* [Set exercise]
Entries follow. Set all of them down as they stand.

* [Records for the exercise]
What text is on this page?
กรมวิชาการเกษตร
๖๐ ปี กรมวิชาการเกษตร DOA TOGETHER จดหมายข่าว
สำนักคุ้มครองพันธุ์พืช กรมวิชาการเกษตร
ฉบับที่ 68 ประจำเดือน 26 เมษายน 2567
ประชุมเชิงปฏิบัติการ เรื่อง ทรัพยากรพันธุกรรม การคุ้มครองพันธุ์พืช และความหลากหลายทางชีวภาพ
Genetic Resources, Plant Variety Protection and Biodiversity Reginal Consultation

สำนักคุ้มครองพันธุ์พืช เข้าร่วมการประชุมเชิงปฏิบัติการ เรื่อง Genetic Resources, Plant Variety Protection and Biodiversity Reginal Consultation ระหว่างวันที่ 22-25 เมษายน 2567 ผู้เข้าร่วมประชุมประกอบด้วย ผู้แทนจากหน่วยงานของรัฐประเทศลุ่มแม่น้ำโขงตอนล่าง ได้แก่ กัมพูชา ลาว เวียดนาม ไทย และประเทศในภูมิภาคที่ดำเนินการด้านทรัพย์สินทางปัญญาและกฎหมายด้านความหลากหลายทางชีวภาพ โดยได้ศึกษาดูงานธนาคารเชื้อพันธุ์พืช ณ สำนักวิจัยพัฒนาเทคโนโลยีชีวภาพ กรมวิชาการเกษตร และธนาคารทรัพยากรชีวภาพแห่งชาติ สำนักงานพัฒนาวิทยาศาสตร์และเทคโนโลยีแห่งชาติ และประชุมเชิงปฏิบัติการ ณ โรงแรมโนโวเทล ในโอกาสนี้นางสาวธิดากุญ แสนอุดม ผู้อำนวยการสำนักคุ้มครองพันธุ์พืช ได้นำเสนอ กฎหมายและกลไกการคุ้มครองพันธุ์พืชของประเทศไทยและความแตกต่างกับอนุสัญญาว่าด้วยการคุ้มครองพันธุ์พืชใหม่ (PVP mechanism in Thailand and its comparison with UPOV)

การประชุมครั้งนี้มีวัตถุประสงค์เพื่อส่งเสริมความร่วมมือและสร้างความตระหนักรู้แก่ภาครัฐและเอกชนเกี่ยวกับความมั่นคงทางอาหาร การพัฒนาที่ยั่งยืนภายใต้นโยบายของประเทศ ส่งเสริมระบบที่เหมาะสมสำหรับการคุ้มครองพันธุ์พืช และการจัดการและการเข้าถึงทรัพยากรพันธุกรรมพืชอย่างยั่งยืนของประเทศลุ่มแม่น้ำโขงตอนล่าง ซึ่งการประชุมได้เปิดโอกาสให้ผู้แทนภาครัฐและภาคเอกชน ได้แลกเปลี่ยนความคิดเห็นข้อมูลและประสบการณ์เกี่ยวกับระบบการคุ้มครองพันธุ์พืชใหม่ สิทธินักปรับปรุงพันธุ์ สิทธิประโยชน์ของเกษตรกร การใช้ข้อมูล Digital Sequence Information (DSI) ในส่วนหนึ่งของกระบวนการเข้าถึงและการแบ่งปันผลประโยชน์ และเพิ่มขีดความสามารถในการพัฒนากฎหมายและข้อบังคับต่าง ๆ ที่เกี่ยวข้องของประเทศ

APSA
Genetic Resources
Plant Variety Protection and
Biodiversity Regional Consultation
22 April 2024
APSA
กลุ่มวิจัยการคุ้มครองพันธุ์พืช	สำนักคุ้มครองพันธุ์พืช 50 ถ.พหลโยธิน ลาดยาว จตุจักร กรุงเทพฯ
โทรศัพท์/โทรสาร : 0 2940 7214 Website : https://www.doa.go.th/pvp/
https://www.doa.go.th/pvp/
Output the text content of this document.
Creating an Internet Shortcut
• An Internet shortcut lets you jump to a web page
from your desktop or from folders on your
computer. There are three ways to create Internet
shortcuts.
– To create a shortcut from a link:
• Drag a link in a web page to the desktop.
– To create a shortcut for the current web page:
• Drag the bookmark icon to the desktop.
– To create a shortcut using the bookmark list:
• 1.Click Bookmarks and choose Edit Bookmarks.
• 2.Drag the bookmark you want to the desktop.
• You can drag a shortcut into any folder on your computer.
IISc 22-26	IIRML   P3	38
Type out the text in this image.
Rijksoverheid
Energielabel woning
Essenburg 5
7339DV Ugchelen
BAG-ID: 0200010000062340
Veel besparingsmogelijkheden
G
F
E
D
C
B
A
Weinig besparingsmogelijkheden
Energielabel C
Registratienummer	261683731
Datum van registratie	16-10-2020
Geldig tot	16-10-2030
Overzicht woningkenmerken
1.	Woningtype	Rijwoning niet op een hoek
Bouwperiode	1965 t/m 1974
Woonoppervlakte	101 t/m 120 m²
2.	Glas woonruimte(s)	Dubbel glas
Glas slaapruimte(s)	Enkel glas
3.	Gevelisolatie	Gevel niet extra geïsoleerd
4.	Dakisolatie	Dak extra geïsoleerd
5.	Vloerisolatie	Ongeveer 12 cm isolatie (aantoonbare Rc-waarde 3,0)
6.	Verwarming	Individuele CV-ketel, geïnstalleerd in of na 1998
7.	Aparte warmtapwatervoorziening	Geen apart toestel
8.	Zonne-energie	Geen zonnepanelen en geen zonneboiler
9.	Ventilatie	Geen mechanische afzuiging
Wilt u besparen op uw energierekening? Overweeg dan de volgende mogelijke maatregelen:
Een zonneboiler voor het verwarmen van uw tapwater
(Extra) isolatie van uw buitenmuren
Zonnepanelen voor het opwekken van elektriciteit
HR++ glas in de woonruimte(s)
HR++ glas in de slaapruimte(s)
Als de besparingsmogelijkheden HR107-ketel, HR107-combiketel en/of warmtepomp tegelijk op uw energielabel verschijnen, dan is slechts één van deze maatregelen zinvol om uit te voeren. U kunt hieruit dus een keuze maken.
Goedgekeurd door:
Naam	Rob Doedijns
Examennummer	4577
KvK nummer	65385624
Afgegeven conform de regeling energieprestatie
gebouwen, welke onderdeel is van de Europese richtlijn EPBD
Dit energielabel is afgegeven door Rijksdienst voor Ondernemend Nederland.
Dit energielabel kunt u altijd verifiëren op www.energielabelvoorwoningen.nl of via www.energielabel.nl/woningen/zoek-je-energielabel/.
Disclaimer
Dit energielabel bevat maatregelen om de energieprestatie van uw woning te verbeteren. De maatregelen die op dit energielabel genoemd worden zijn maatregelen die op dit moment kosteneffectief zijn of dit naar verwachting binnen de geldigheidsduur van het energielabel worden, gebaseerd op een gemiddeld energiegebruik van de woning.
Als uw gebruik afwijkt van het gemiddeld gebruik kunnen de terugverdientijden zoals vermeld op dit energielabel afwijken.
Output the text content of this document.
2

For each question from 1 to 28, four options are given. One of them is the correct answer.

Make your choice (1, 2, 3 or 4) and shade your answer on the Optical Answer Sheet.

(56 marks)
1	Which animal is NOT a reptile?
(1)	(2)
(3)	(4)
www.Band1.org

* [Full output]
What text is on this page?
กรมวิชาการเกษตร
๖๐ ปี กรมวิชาการเกษตร DOA TOGETHER จดหมายข่าว
สำนักคุ้มครองพันธุ์พืช กรมวิชาการเกษตร
ฉบับที่ 68 ประจำเดือน 26 เมษายน 2567
ประชุมเชิงปฏิบัติการ เรื่อง ทรัพยากรพันธุกรรม การคุ้มครองพันธุ์พืช และความหลากหลายทางชีวภาพ
Genetic Resources, Plant Variety Protection and Biodiversity Reginal Consultation

สำนักคุ้มครองพันธุ์พืช เข้าร่วมการประชุมเชิงปฏิบัติการ เรื่อง Genetic Resources, Plant Variety Protection and Biodiversity Reginal Consultation ระหว่างวันที่ 22-25 เมษายน 2567 ผู้เข้าร่วมประชุมประกอบด้วย ผู้แทนจากหน่วยงานของรัฐประเทศลุ่มแม่น้ำโขงตอนล่าง ได้แก่ กัมพูชา ลาว เวียดนาม ไทย และประเทศในภูมิภาคที่ดำเนินการด้านทรัพย์สินทางปัญญาและกฎหมายด้านความหลากหลายทางชีวภาพ โดยได้ศึกษาดูงานธนาคารเชื้อพันธุ์พืช ณ สำนักวิจัยพัฒนาเทคโนโลยีชีวภาพ กรมวิชาการเกษตร และธนาคารทรัพยากรชีวภาพแห่งชาติ สำนักงานพัฒนาวิทยาศาสตร์และเทคโนโลยีแห่งชาติ และประชุมเชิงปฏิบัติการ ณ โรงแรมโนโวเทล ในโอกาสนี้นางสาวธิดากุญ แสนอุดม ผู้อำนวยการสำนักคุ้มครองพันธุ์พืช ได้นำเสนอ กฎหมายและกลไกการคุ้มครองพันธุ์พืชของประเทศไทยและความแตกต่างกับอนุสัญญาว่าด้วยการคุ้มครองพันธุ์พืชใหม่ (PVP mechanism in Thailand and its comparison with UPOV)

การประชุมครั้งนี้มีวัตถุประสงค์เพื่อส่งเสริมความร่วมมือและสร้างความตระหนักรู้แก่ภาครัฐและเอกชนเกี่ยวกับความมั่นคงทางอาหาร การพัฒนาที่ยั่งยืนภายใต้นโยบายของประเทศ ส่งเสริมระบบที่เหมาะสมสำหรับการคุ้มครองพันธุ์พืช และการจัดการและการเข้าถึงทรัพยากรพันธุกรรมพืชอย่างยั่งยืนของประเทศลุ่มแม่น้ำโขงตอนล่าง ซึ่งการประชุมได้เปิดโอกาสให้ผู้แทนภาครัฐและภาคเอกชน ได้แลกเปลี่ยนความคิดเห็นข้อมูลและประสบการณ์เกี่ยวกับระบบการคุ้มครองพันธุ์พืชใหม่ สิทธินักปรับปรุงพันธุ์ สิทธิประโยชน์ของเกษตรกร การใช้ข้อมูล Digital Sequence Information (DSI) ในส่วนหนึ่งของกระบวนการเข้าถึงและการแบ่งปันผลประโยชน์ และเพิ่มขีดความสามารถในการพัฒนากฎหมายและข้อบังคับต่าง ๆ ที่เกี่ยวข้องของประเทศ

APSA
Genetic Resources
Plant Variety Protection and
Biodiversity Regional Consultation
22 April 2024
APSA
กลุ่มวิจัยการคุ้มครองพันธุ์พืช	สำนักคุ้มครองพันธุ์พืช 50 ถ.พหลโยธิน ลาดยาว จตุจักร กรุงเทพฯ
โทรศัพท์/โทรสาร : 0 2940 7214 Website : https://www.doa.go.th/pvp/
https://www.doa.go.th/pvp/
Output the text content of this document.
Creating an Internet Shortcut
• An Internet shortcut lets you jump to a web page
from your desktop or from folders on your
computer. There are three ways to create Internet
shortcuts.
– To create a shortcut from a link:
• Drag a link in a web page to the desktop.
– To create a shortcut for the current web page:
• Drag the bookmark icon to the desktop.
– To create a shortcut using the bookmark list:
• 1.Click Bookmarks and choose Edit Bookmarks.
• 2.Drag the bookmark you want to the desktop.
• You can drag a shortcut into any folder on your computer.
IISc 22-26	IIRML   P3	38
Type out the text in this image.
Rijksoverheid
Energielabel woning
Essenburg 5
7339DV Ugchelen
BAG-ID: 0200010000062340
Veel besparingsmogelijkheden
G
F
E
D
C
B
A
Weinig besparingsmogelijkheden
Energielabel C
Registratienummer	261683731
Datum van registratie	16-10-2020
Geldig tot	16-10-2030
Overzicht woningkenmerken
1.	Woningtype	Rijwoning niet op een hoek
Bouwperiode	1965 t/m 1974
Woonoppervlakte	101 t/m 120 m²
2.	Glas woonruimte(s)	Dubbel glas
Glas slaapruimte(s)	Enkel glas
3.	Gevelisolatie	Gevel niet extra geïsoleerd
4.	Dakisolatie	Dak extra geïsoleerd
5.	Vloerisolatie	Ongeveer 12 cm isolatie (aantoonbare Rc-waarde 3,0)
6.	Verwarming	Individuele CV-ketel, geïnstalleerd in of na 1998
7.	Aparte warmtapwatervoorziening	Geen apart toestel
8.	Zonne-energie	Geen zonnepanelen en geen zonneboiler
9.	Ventilatie	Geen mechanische afzuiging
Wilt u besparen op uw energierekening? Overweeg dan de volgende mogelijke maatregelen:
Een zonneboiler voor het verwarmen van uw tapwater
(Extra) isolatie van uw buitenmuren
Zonnepanelen voor het opwekken van elektriciteit
HR++ glas in de woonruimte(s)
HR++ glas in de slaapruimte(s)
Als de besparingsmogelijkheden HR107-ketel, HR107-combiketel en/of warmtepomp tegelijk op uw energielabel verschijnen, dan is slechts één van deze maatregelen zinvol om uit te voeren. U kunt hieruit dus een keuze maken.
Goedgekeurd door:
Naam	Rob Doedijns
Examennummer	4577
KvK nummer	65385624
Afgegeven conform de regeling energieprestatie
gebouwen, welke onderdeel is van de Europese richtlijn EPBD
Dit energielabel is afgegeven door Rijksdienst voor Ondernemend Nederland.
Dit energielabel kunt u altijd verifiëren op www.energielabelvoorwoningen.nl of via www.energielabel.nl/woningen/zoek-je-energielabel/.
Disclaimer
Dit energielabel bevat maatregelen om de energieprestatie van uw woning te verbeteren. De maatregelen die op dit energielabel genoemd worden zijn maatregelen die op dit moment kosteneffectief zijn of dit naar verwachting binnen de geldigheidsduur van het energielabel worden, gebaseerd op een gemiddeld energiegebruik van de woning.
Als uw gebruik afwijkt van het gemiddeld gebruik kunnen de terugverdientijden zoals vermeld op dit energielabel afwijken.
Output the text content of this document.
2

For each question from 1 to 28, four options are given. One of them is the correct answer.

Make your choice (1, 2, 3 or 4) and shade your answer on the Optical Answer Sheet.

(56 marks)
1	Which animal is NOT a reptile?
(1)	(2)
(3)	(4)
www.Band1.org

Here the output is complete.